Stated goal: Extract every line of the data below word for word, in the same order, and leave out the picture lines.

Data to use:
■ ■ ■ ■ ■
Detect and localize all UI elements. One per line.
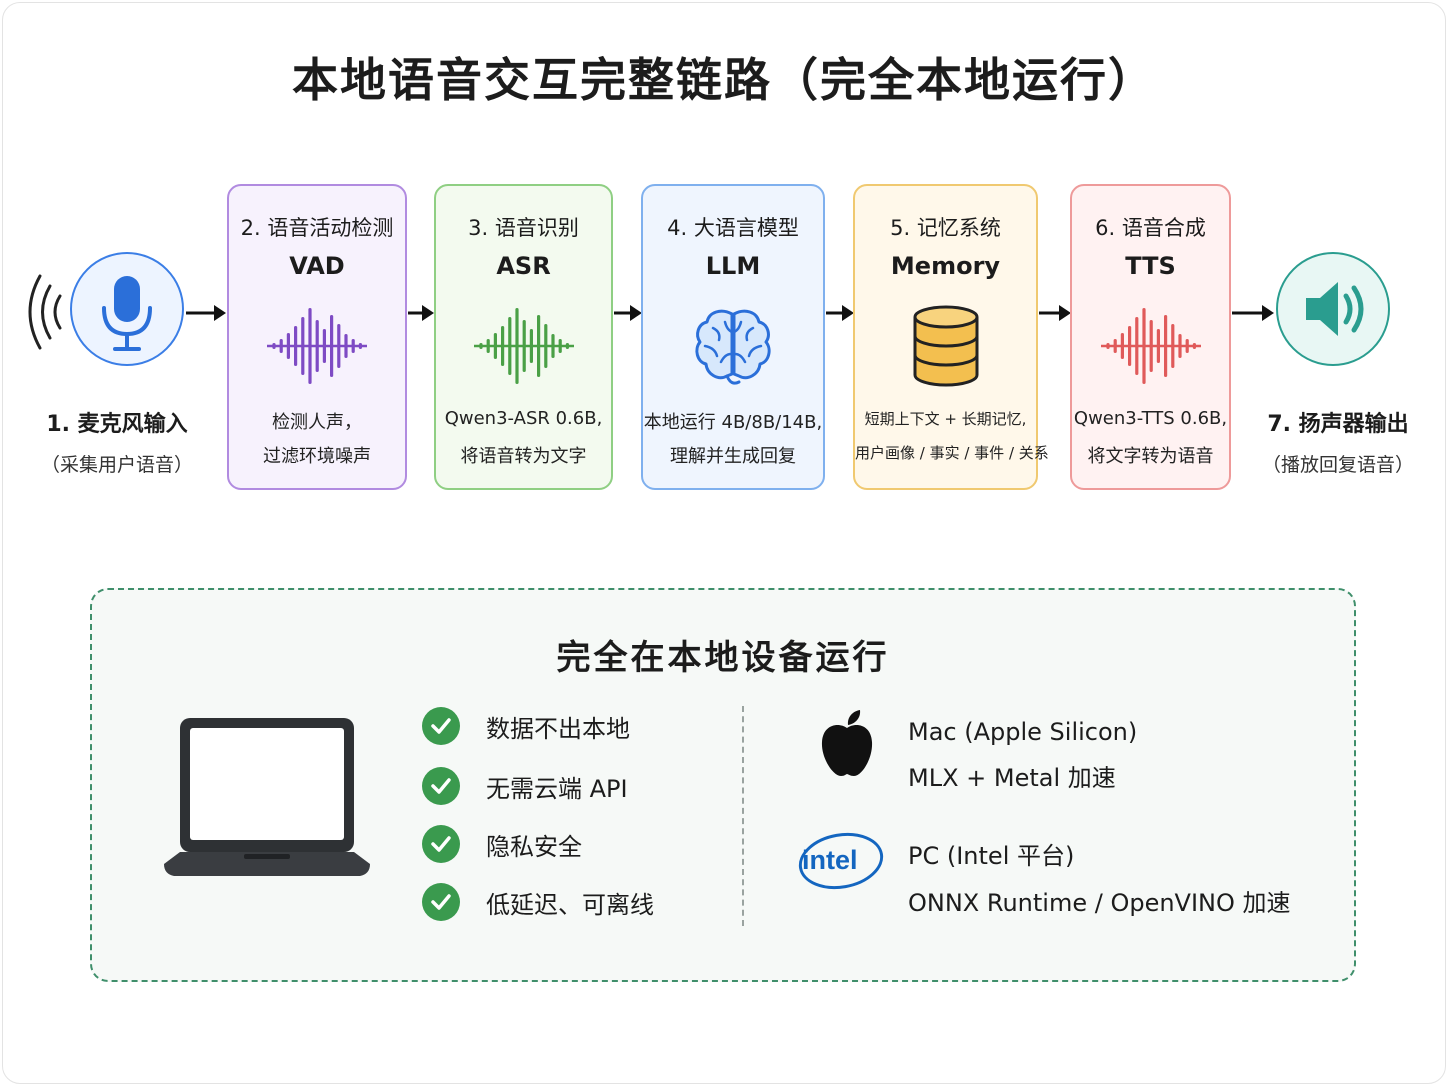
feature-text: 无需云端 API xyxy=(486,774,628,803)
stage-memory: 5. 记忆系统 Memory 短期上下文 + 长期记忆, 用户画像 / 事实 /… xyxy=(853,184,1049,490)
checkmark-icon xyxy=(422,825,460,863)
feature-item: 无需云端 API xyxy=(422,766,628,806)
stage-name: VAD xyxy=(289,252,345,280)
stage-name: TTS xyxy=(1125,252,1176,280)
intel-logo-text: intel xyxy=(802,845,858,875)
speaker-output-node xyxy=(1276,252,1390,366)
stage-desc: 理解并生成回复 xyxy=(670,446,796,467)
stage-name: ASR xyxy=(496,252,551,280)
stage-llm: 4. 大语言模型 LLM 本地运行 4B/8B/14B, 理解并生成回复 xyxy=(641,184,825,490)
■ ■ ■ ■ ■
Result for this task:
Detect and localize all UI elements. One per line.
feature-text: 无需云端 API xyxy=(486,774,628,803)
stage-memory: 5. 记忆系统 Memory 短期上下文 + 长期记忆, 用户画像 / 事实 /… xyxy=(853,184,1049,490)
checkmark-icon xyxy=(422,825,460,863)
feature-item: 无需云端 API xyxy=(422,766,628,806)
stage-name: VAD xyxy=(289,252,345,280)
stage-name: TTS xyxy=(1125,252,1176,280)
intel-logo-text: intel xyxy=(802,845,858,875)
speaker-output-node xyxy=(1276,252,1390,366)
stage-desc: 理解并生成回复 xyxy=(670,446,796,467)
stage-name: ASR xyxy=(496,252,551,280)
stage-llm: 4. 大语言模型 LLM 本地运行 4B/8B/14B, 理解并生成回复 xyxy=(641,184,825,490)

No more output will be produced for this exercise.